> Written task: Quote all of the data that follows exactly as written, skipping the images.
===== Information shown
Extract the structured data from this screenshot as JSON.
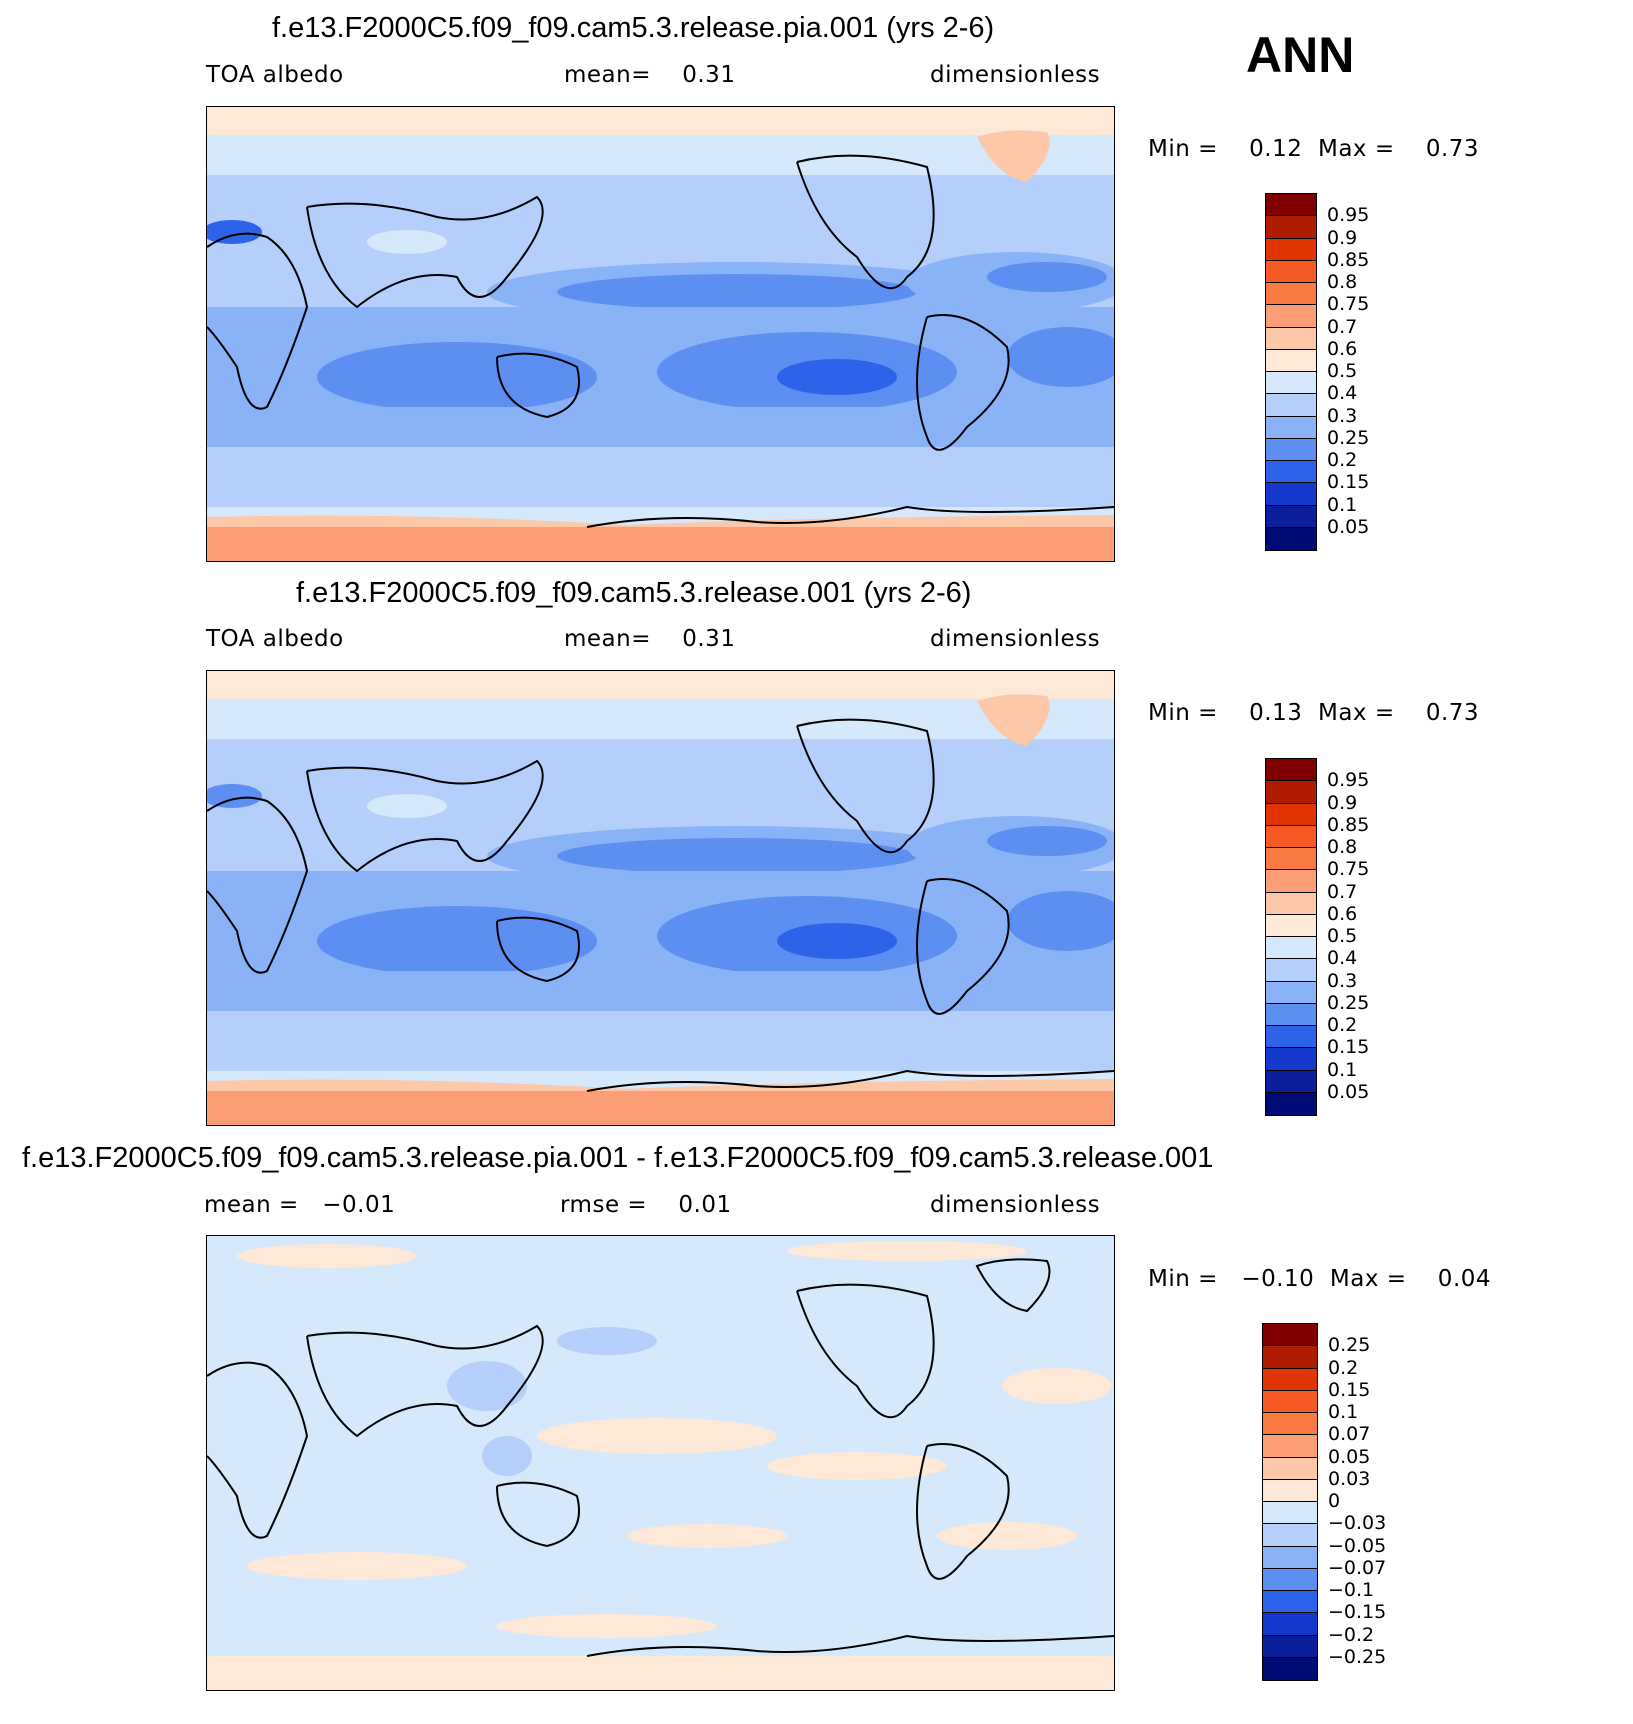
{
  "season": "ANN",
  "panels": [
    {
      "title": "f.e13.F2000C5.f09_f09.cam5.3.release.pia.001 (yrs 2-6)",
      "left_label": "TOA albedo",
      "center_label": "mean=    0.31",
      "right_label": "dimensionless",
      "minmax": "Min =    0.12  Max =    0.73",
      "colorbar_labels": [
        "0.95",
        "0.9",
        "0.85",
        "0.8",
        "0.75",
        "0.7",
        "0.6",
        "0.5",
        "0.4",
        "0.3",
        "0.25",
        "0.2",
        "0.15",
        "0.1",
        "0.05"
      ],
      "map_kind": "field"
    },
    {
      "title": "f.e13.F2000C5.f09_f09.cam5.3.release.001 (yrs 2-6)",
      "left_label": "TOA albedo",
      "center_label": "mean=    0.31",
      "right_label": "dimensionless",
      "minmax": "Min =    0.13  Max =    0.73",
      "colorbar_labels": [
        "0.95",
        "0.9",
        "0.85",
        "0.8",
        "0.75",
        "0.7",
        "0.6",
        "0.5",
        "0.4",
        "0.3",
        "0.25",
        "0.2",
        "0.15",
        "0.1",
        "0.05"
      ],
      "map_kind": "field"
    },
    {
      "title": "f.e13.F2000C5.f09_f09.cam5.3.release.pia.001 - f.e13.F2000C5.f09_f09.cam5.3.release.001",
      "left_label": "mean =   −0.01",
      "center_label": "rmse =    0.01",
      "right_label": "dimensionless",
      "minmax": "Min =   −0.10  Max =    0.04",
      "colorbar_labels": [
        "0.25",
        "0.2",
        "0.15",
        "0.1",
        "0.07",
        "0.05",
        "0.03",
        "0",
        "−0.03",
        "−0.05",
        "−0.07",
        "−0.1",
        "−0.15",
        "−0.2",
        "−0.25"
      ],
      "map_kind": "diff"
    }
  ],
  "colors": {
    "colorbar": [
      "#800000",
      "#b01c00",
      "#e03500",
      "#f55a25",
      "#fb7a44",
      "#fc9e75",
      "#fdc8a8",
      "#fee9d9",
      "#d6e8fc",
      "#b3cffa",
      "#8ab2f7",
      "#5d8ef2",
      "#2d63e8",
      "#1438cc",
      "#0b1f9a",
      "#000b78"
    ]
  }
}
==========
> Worked answer:
Extract the structured data from this screenshot as JSON.
{
  "season": "ANN",
  "panels": [
    {
      "title": "f.e13.F2000C5.f09_f09.cam5.3.release.pia.001 (yrs 2-6)",
      "left_label": "TOA albedo",
      "center_label": "mean=    0.31",
      "right_label": "dimensionless",
      "minmax": "Min =    0.12  Max =    0.73",
      "colorbar_labels": [
        "0.95",
        "0.9",
        "0.85",
        "0.8",
        "0.75",
        "0.7",
        "0.6",
        "0.5",
        "0.4",
        "0.3",
        "0.25",
        "0.2",
        "0.15",
        "0.1",
        "0.05"
      ],
      "map_kind": "field"
    },
    {
      "title": "f.e13.F2000C5.f09_f09.cam5.3.release.001 (yrs 2-6)",
      "left_label": "TOA albedo",
      "center_label": "mean=    0.31",
      "right_label": "dimensionless",
      "minmax": "Min =    0.13  Max =    0.73",
      "colorbar_labels": [
        "0.95",
        "0.9",
        "0.85",
        "0.8",
        "0.75",
        "0.7",
        "0.6",
        "0.5",
        "0.4",
        "0.3",
        "0.25",
        "0.2",
        "0.15",
        "0.1",
        "0.05"
      ],
      "map_kind": "field"
    },
    {
      "title": "f.e13.F2000C5.f09_f09.cam5.3.release.pia.001 - f.e13.F2000C5.f09_f09.cam5.3.release.001",
      "left_label": "mean =   −0.01",
      "center_label": "rmse =    0.01",
      "right_label": "dimensionless",
      "minmax": "Min =   −0.10  Max =    0.04",
      "colorbar_labels": [
        "0.25",
        "0.2",
        "0.15",
        "0.1",
        "0.07",
        "0.05",
        "0.03",
        "0",
        "−0.03",
        "−0.05",
        "−0.07",
        "−0.1",
        "−0.15",
        "−0.2",
        "−0.25"
      ],
      "map_kind": "diff"
    }
  ],
  "colors": {
    "colorbar": [
      "#800000",
      "#b01c00",
      "#e03500",
      "#f55a25",
      "#fb7a44",
      "#fc9e75",
      "#fdc8a8",
      "#fee9d9",
      "#d6e8fc",
      "#b3cffa",
      "#8ab2f7",
      "#5d8ef2",
      "#2d63e8",
      "#1438cc",
      "#0b1f9a",
      "#000b78"
    ]
  }
}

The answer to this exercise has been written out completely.